Exact reproduction of the data is required, with images excluded.

[BEGIN ENTRIES PROVIDED]

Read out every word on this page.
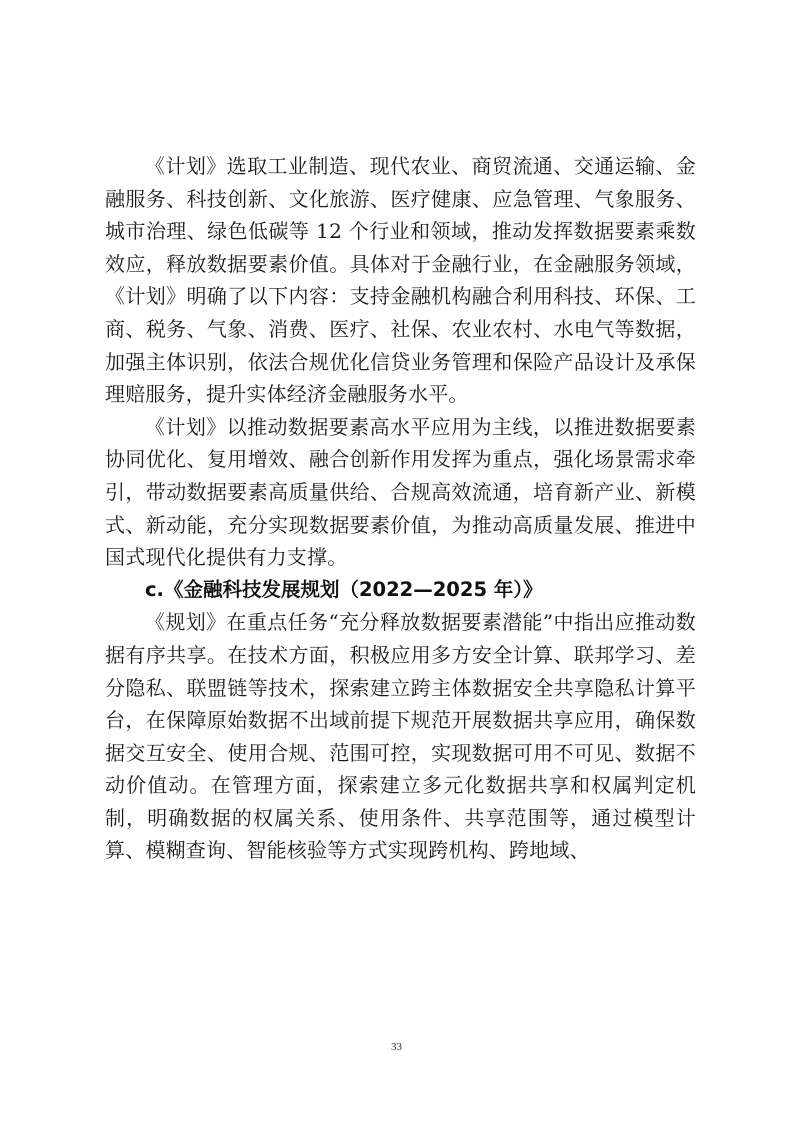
《计划》选取工业制造、现代农业、商贸流通、交通运输、金融服务、科技创新、文化旅游、医疗健康、应急管理、气象服务、城市治理、绿色低碳等 12 个行业和领域，推动发挥数据要素乘数效应，释放数据要素价值。具体对于金融行业，在金融服务领域，《计划》明确了以下内容：支持金融机构融合利用科技、环保、工商、税务、气象、消费、医疗、社保、农业农村、水电气等数据，加强主体识别，依法合规优化信贷业务管理和保险产品设计及承保理赔服务，提升实体经济金融服务水平。

《计划》以推动数据要素高水平应用为主线，以推进数据要素协同优化、复用增效、融合创新作用发挥为重点，强化场景需求牵引，带动数据要素高质量供给、合规高效流通，培育新产业、新模式、新动能，充分实现数据要素价值，为推动高质量发展、推进中国式现代化提供有力支撑。

c.《金融科技发展规划（2022—2025 年）》

《规划》在重点任务“充分释放数据要素潜能”中指出应推动数据有序共享。在技术方面，积极应用多方安全计算、联邦学习、差分隐私、联盟链等技术，探索建立跨主体数据安全共享隐私计算平台，在保障原始数据不出域前提下规范开展数据共享应用，确保数据交互安全、使用合规、范围可控，实现数据可用不可见、数据不动价值动。在管理方面，探索建立多元化数据共享和权属判定机制，明确数据的权属关系、使用条件、共享范围等，通过模型计算、模糊查询、智能核验等方式实现跨机构、跨地域、

33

[END ENTRIES PROVIDED]

> [WRITTEN RESPONSE]:
Read out every word on this page.
《计划》选取工业制造、现代农业、商贸流通、交通运输、金融服务、科技创新、文化旅游、医疗健康、应急管理、气象服务、城市治理、绿色低碳等 12 个行业和领域，推动发挥数据要素乘数效应，释放数据要素价值。具体对于金融行业，在金融服务领域，《计划》明确了以下内容：支持金融机构融合利用科技、环保、工商、税务、气象、消费、医疗、社保、农业农村、水电气等数据，加强主体识别，依法合规优化信贷业务管理和保险产品设计及承保理赔服务，提升实体经济金融服务水平。

《计划》以推动数据要素高水平应用为主线，以推进数据要素协同优化、复用增效、融合创新作用发挥为重点，强化场景需求牵引，带动数据要素高质量供给、合规高效流通，培育新产业、新模式、新动能，充分实现数据要素价值，为推动高质量发展、推进中国式现代化提供有力支撑。

c.《金融科技发展规划（2022—2025 年）》

《规划》在重点任务“充分释放数据要素潜能”中指出应推动数据有序共享。在技术方面，积极应用多方安全计算、联邦学习、差分隐私、联盟链等技术，探索建立跨主体数据安全共享隐私计算平台，在保障原始数据不出域前提下规范开展数据共享应用，确保数据交互安全、使用合规、范围可控，实现数据可用不可见、数据不动价值动。在管理方面，探索建立多元化数据共享和权属判定机制，明确数据的权属关系、使用条件、共享范围等，通过模型计算、模糊查询、智能核验等方式实现跨机构、跨地域、

33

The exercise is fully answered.